Copy the data precisely, keeping every character.
§ §
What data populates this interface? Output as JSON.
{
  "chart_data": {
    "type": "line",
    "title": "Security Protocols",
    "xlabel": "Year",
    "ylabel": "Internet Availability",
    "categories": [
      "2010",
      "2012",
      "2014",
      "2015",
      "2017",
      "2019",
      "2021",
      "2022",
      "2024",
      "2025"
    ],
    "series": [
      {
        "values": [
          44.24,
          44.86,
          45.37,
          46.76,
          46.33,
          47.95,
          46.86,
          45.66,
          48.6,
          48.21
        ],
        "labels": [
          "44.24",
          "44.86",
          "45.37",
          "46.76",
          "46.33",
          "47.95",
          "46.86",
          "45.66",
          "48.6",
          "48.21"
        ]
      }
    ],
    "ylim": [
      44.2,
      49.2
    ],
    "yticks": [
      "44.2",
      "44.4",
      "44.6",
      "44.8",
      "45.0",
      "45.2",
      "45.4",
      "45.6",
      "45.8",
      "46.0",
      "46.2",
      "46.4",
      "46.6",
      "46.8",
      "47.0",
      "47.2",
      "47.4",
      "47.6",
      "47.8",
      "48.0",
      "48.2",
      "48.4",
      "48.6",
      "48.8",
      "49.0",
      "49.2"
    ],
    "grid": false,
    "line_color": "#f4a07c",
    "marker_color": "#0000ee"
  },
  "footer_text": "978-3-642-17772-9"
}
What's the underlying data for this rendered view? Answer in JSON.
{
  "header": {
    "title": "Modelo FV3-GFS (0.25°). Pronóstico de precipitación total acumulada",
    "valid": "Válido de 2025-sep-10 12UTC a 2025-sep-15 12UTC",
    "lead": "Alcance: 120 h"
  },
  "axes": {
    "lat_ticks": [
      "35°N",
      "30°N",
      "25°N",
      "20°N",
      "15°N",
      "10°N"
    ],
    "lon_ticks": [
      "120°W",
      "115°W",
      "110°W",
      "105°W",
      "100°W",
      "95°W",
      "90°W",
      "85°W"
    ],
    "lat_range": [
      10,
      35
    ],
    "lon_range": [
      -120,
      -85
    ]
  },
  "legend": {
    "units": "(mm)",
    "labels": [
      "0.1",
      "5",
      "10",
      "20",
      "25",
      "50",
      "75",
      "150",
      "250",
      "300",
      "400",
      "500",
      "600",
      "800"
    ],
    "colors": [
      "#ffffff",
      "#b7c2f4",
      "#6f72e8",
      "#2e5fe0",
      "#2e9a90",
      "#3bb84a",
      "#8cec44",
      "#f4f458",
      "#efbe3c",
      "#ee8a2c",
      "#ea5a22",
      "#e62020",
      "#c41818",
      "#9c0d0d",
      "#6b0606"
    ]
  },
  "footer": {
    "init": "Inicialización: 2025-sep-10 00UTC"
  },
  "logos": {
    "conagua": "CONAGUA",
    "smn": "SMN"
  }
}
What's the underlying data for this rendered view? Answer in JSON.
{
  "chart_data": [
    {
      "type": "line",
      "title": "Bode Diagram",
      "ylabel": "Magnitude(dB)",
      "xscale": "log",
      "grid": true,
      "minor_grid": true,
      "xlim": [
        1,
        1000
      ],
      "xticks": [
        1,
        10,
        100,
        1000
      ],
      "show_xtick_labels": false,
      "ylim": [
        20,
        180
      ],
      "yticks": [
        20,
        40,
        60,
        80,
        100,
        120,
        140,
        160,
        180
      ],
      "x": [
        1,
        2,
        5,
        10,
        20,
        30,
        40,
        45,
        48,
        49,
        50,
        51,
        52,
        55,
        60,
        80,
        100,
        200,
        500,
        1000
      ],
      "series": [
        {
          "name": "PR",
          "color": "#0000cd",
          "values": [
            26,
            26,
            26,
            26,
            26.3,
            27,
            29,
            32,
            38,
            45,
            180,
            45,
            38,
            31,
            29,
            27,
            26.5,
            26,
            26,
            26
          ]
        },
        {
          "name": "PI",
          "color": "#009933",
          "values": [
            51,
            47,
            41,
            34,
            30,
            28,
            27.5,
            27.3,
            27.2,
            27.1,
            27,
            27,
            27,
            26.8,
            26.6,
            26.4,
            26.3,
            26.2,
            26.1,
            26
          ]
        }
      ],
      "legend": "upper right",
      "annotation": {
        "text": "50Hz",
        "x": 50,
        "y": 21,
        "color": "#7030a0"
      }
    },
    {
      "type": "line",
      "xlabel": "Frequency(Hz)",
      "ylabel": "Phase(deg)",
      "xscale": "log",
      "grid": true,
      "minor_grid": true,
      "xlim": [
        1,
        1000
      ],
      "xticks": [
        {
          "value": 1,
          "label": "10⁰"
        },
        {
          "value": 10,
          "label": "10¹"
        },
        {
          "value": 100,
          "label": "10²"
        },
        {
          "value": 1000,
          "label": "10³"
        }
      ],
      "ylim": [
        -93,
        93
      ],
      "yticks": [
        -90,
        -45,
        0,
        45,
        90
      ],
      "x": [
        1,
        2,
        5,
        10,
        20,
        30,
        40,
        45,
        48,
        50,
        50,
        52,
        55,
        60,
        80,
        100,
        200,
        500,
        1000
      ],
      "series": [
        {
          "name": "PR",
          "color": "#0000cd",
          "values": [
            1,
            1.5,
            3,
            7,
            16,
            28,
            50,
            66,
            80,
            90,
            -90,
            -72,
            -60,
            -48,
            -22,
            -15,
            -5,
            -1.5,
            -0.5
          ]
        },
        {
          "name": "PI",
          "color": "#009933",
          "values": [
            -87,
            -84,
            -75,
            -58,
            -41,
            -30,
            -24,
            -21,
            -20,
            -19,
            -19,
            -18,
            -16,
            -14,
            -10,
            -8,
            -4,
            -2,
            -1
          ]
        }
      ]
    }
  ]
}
§ §
■ Complete response
What data populates this interface? Output as JSON.
{
  "chart_data": {
    "type": "line",
    "title": "Security Protocols",
    "xlabel": "Year",
    "ylabel": "Internet Availability",
    "categories": [
      "2010",
      "2012",
      "2014",
      "2015",
      "2017",
      "2019",
      "2021",
      "2022",
      "2024",
      "2025"
    ],
    "series": [
      {
        "values": [
          44.24,
          44.86,
          45.37,
          46.76,
          46.33,
          47.95,
          46.86,
          45.66,
          48.6,
          48.21
        ],
        "labels": [
          "44.24",
          "44.86",
          "45.37",
          "46.76",
          "46.33",
          "47.95",
          "46.86",
          "45.66",
          "48.6",
          "48.21"
        ]
      }
    ],
    "ylim": [
      44.2,
      49.2
    ],
    "yticks": [
      "44.2",
      "44.4",
      "44.6",
      "44.8",
      "45.0",
      "45.2",
      "45.4",
      "45.6",
      "45.8",
      "46.0",
      "46.2",
      "46.4",
      "46.6",
      "46.8",
      "47.0",
      "47.2",
      "47.4",
      "47.6",
      "47.8",
      "48.0",
      "48.2",
      "48.4",
      "48.6",
      "48.8",
      "49.0",
      "49.2"
    ],
    "grid": false,
    "line_color": "#f4a07c",
    "marker_color": "#0000ee"
  },
  "footer_text": "978-3-642-17772-9"
}
What's the underlying data for this rendered view? Answer in JSON.
{
  "header": {
    "title": "Modelo FV3-GFS (0.25°). Pronóstico de precipitación total acumulada",
    "valid": "Válido de 2025-sep-10 12UTC a 2025-sep-15 12UTC",
    "lead": "Alcance: 120 h"
  },
  "axes": {
    "lat_ticks": [
      "35°N",
      "30°N",
      "25°N",
      "20°N",
      "15°N",
      "10°N"
    ],
    "lon_ticks": [
      "120°W",
      "115°W",
      "110°W",
      "105°W",
      "100°W",
      "95°W",
      "90°W",
      "85°W"
    ],
    "lat_range": [
      10,
      35
    ],
    "lon_range": [
      -120,
      -85
    ]
  },
  "legend": {
    "units": "(mm)",
    "labels": [
      "0.1",
      "5",
      "10",
      "20",
      "25",
      "50",
      "75",
      "150",
      "250",
      "300",
      "400",
      "500",
      "600",
      "800"
    ],
    "colors": [
      "#ffffff",
      "#b7c2f4",
      "#6f72e8",
      "#2e5fe0",
      "#2e9a90",
      "#3bb84a",
      "#8cec44",
      "#f4f458",
      "#efbe3c",
      "#ee8a2c",
      "#ea5a22",
      "#e62020",
      "#c41818",
      "#9c0d0d",
      "#6b0606"
    ]
  },
  "footer": {
    "init": "Inicialización: 2025-sep-10 00UTC"
  },
  "logos": {
    "conagua": "CONAGUA",
    "smn": "SMN"
  }
}
What's the underlying data for this rendered view? Answer in JSON.
{
  "chart_data": [
    {
      "type": "line",
      "title": "Bode Diagram",
      "ylabel": "Magnitude(dB)",
      "xscale": "log",
      "grid": true,
      "minor_grid": true,
      "xlim": [
        1,
        1000
      ],
      "xticks": [
        1,
        10,
        100,
        1000
      ],
      "show_xtick_labels": false,
      "ylim": [
        20,
        180
      ],
      "yticks": [
        20,
        40,
        60,
        80,
        100,
        120,
        140,
        160,
        180
      ],
      "x": [
        1,
        2,
        5,
        10,
        20,
        30,
        40,
        45,
        48,
        49,
        50,
        51,
        52,
        55,
        60,
        80,
        100,
        200,
        500,
        1000
      ],
      "series": [
        {
          "name": "PR",
          "color": "#0000cd",
          "values": [
            26,
            26,
            26,
            26,
            26.3,
            27,
            29,
            32,
            38,
            45,
            180,
            45,
            38,
            31,
            29,
            27,
            26.5,
            26,
            26,
            26
          ]
        },
        {
          "name": "PI",
          "color": "#009933",
          "values": [
            51,
            47,
            41,
            34,
            30,
            28,
            27.5,
            27.3,
            27.2,
            27.1,
            27,
            27,
            27,
            26.8,
            26.6,
            26.4,
            26.3,
            26.2,
            26.1,
            26
          ]
        }
      ],
      "legend": "upper right",
      "annotation": {
        "text": "50Hz",
        "x": 50,
        "y": 21,
        "color": "#7030a0"
      }
    },
    {
      "type": "line",
      "xlabel": "Frequency(Hz)",
      "ylabel": "Phase(deg)",
      "xscale": "log",
      "grid": true,
      "minor_grid": true,
      "xlim": [
        1,
        1000
      ],
      "xticks": [
        {
          "value": 1,
          "label": "10⁰"
        },
        {
          "value": 10,
          "label": "10¹"
        },
        {
          "value": 100,
          "label": "10²"
        },
        {
          "value": 1000,
          "label": "10³"
        }
      ],
      "ylim": [
        -93,
        93
      ],
      "yticks": [
        -90,
        -45,
        0,
        45,
        90
      ],
      "x": [
        1,
        2,
        5,
        10,
        20,
        30,
        40,
        45,
        48,
        50,
        50,
        52,
        55,
        60,
        80,
        100,
        200,
        500,
        1000
      ],
      "series": [
        {
          "name": "PR",
          "color": "#0000cd",
          "values": [
            1,
            1.5,
            3,
            7,
            16,
            28,
            50,
            66,
            80,
            90,
            -90,
            -72,
            -60,
            -48,
            -22,
            -15,
            -5,
            -1.5,
            -0.5
          ]
        },
        {
          "name": "PI",
          "color": "#009933",
          "values": [
            -87,
            -84,
            -75,
            -58,
            -41,
            -30,
            -24,
            -21,
            -20,
            -19,
            -19,
            -18,
            -16,
            -14,
            -10,
            -8,
            -4,
            -2,
            -1
          ]
        }
      ]
    }
  ]
}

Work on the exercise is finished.